How many of the lines below include "type"? Give the number and no other words.

━━━

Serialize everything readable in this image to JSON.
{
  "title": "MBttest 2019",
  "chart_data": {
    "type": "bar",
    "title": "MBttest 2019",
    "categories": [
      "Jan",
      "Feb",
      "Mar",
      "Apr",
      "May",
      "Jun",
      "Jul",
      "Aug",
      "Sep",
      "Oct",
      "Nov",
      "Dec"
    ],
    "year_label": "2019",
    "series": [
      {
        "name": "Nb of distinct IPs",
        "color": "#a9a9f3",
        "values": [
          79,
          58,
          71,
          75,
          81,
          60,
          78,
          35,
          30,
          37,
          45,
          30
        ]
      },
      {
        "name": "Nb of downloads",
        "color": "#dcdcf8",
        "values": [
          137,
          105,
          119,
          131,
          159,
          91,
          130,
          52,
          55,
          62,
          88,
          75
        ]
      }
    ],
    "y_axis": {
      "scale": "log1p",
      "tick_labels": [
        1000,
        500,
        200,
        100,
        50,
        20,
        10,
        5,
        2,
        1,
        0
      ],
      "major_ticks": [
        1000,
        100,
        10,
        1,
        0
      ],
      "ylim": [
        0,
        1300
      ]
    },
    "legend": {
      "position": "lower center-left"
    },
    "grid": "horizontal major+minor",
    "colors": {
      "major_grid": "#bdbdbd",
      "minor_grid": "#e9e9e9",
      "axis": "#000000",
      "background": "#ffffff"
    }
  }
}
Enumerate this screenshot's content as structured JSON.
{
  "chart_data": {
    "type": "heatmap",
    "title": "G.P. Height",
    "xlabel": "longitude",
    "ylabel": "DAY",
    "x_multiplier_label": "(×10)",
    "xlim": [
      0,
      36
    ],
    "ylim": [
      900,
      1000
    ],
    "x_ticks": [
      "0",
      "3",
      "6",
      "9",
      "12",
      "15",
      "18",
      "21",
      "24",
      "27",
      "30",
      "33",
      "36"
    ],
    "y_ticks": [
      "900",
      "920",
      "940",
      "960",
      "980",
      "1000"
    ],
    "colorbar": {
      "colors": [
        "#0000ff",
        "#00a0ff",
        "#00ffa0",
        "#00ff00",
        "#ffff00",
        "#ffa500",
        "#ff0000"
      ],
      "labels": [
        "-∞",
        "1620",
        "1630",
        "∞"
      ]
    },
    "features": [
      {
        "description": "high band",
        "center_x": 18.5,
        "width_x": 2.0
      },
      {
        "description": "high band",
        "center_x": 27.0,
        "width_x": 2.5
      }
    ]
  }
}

━━━

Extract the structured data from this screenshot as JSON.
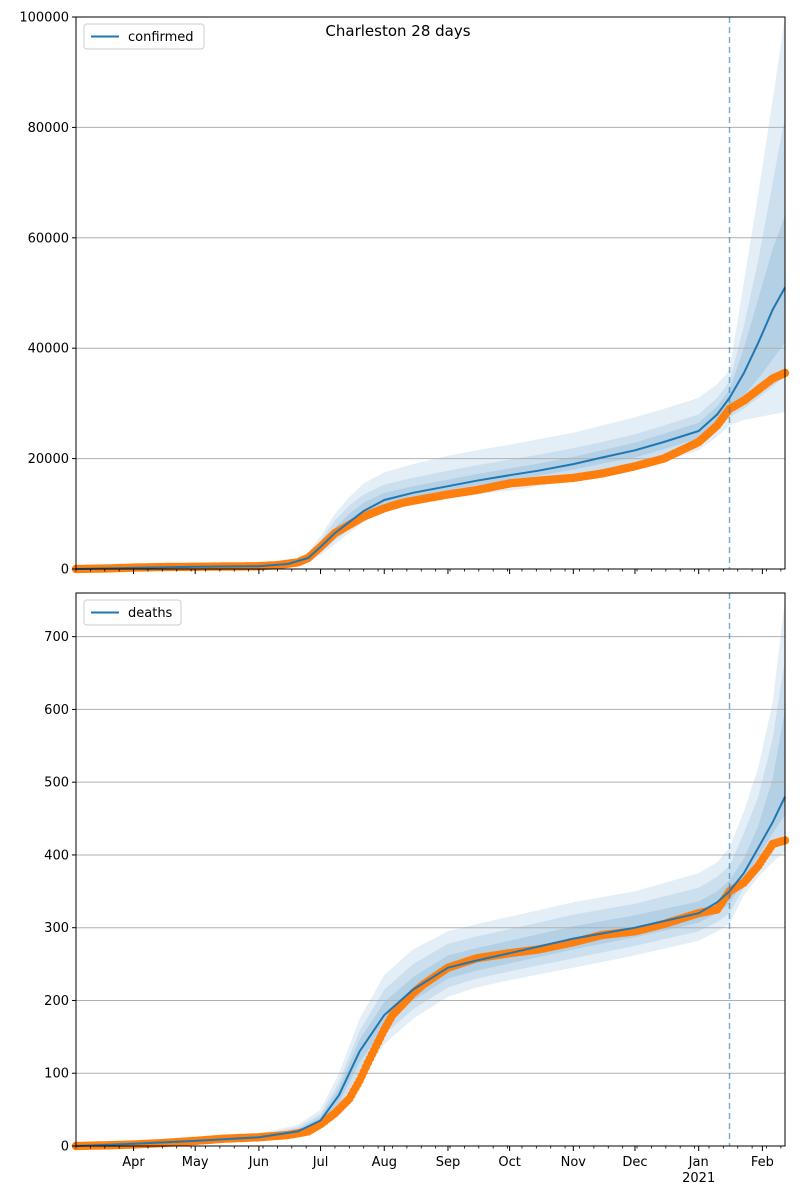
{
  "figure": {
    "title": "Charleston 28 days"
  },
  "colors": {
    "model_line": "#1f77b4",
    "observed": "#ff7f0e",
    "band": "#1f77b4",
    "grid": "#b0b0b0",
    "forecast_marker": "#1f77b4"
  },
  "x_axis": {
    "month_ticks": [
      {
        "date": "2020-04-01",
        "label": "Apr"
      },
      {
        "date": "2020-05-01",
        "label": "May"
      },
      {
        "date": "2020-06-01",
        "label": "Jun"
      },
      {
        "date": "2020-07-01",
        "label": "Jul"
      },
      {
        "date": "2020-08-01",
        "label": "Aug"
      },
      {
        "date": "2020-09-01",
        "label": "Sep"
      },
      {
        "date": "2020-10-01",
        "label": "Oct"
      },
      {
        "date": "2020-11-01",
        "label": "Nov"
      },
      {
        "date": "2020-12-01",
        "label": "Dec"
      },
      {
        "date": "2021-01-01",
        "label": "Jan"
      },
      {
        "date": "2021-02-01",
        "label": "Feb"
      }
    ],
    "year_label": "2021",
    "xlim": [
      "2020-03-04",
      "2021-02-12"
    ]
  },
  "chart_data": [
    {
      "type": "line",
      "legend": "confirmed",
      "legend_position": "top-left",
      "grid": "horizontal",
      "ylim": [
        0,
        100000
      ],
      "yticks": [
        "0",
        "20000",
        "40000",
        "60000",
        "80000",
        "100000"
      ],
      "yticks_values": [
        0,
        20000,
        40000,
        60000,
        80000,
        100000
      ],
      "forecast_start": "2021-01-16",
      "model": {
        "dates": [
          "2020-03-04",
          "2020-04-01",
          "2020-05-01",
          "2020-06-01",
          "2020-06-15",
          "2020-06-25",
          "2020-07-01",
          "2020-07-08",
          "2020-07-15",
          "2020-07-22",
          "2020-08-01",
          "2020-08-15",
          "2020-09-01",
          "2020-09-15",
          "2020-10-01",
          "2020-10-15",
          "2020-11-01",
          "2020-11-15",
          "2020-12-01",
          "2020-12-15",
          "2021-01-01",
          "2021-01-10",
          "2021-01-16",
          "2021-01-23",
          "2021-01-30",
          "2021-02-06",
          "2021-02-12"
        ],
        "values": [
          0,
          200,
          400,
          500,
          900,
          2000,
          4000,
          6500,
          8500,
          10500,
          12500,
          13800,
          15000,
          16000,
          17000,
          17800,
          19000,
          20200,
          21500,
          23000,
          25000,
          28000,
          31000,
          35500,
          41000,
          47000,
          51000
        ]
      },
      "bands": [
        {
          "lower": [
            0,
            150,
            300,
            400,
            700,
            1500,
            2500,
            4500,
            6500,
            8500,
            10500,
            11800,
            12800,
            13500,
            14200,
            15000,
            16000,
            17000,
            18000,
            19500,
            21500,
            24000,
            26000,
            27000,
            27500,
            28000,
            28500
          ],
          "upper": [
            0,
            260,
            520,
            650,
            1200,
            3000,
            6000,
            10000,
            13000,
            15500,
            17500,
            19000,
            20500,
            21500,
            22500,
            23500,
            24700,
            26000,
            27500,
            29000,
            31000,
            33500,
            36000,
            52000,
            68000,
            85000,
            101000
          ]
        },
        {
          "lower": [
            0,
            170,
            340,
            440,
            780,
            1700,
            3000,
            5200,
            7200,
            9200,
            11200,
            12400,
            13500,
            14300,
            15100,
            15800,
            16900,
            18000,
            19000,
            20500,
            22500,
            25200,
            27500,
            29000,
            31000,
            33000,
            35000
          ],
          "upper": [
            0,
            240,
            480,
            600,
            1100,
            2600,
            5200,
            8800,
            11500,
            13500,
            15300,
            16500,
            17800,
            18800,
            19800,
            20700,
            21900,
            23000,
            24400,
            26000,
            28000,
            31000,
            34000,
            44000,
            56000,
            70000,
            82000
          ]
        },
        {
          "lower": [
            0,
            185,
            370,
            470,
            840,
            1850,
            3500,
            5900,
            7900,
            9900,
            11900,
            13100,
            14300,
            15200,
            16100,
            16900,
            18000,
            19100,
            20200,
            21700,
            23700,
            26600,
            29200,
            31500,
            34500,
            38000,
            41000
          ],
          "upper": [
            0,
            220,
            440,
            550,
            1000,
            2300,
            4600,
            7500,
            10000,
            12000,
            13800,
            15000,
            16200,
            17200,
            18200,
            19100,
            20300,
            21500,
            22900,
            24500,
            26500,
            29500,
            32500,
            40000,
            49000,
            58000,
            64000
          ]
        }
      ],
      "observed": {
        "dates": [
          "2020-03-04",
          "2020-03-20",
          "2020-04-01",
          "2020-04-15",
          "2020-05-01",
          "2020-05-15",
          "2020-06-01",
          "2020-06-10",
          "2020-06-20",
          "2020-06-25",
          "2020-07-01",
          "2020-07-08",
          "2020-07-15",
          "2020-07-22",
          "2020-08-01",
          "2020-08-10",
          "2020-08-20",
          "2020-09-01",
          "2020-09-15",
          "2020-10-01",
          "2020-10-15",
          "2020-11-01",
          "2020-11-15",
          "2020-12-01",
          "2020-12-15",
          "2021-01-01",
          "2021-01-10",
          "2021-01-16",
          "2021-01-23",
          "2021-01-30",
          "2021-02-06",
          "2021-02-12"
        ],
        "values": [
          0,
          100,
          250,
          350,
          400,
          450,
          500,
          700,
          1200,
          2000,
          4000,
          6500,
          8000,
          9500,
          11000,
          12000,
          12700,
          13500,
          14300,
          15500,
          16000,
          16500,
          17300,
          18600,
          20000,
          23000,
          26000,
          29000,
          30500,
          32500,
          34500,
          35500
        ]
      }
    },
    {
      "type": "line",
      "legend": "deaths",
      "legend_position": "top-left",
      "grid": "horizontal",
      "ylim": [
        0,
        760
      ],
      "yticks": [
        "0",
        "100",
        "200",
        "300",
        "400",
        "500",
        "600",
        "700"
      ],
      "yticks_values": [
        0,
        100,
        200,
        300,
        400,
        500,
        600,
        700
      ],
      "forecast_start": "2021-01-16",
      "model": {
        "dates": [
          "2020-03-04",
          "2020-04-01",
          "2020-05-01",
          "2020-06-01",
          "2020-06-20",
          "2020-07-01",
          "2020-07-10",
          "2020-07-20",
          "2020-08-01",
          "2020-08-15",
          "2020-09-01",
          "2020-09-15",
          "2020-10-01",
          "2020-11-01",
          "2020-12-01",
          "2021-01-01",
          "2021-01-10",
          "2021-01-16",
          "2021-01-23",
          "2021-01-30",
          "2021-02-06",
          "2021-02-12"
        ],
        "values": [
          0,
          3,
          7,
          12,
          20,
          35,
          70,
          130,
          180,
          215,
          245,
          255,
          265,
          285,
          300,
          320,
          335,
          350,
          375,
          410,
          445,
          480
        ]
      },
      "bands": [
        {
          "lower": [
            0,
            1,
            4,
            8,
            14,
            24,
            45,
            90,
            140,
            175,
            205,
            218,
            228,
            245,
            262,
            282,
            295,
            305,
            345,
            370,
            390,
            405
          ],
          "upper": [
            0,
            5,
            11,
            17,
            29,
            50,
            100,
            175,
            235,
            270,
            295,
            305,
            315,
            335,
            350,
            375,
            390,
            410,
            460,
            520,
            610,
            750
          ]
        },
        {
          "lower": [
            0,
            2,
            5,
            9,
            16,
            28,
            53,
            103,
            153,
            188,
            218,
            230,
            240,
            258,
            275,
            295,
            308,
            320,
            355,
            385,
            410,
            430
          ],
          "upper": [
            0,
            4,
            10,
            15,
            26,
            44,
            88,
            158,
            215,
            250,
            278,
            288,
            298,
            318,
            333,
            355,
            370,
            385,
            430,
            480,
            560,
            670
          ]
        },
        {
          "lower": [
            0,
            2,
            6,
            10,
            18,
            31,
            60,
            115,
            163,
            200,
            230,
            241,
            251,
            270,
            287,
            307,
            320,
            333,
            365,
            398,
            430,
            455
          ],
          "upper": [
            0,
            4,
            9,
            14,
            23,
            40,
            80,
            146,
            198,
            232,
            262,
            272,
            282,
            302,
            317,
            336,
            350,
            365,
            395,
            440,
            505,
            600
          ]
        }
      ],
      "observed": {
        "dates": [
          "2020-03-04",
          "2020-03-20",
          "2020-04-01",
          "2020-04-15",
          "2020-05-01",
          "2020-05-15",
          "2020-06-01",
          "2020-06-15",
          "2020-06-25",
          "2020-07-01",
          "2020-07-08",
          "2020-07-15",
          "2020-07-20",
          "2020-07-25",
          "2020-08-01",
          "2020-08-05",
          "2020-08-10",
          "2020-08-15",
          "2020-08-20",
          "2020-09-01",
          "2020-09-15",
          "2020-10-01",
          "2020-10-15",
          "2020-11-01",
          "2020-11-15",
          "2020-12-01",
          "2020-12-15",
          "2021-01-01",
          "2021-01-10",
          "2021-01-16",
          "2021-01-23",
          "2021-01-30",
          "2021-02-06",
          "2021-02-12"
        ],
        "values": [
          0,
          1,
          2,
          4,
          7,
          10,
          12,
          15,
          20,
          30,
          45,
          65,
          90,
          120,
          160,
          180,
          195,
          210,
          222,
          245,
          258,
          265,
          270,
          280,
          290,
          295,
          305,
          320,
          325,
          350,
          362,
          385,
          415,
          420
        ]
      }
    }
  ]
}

━━━

SOLUTION BELOW:
4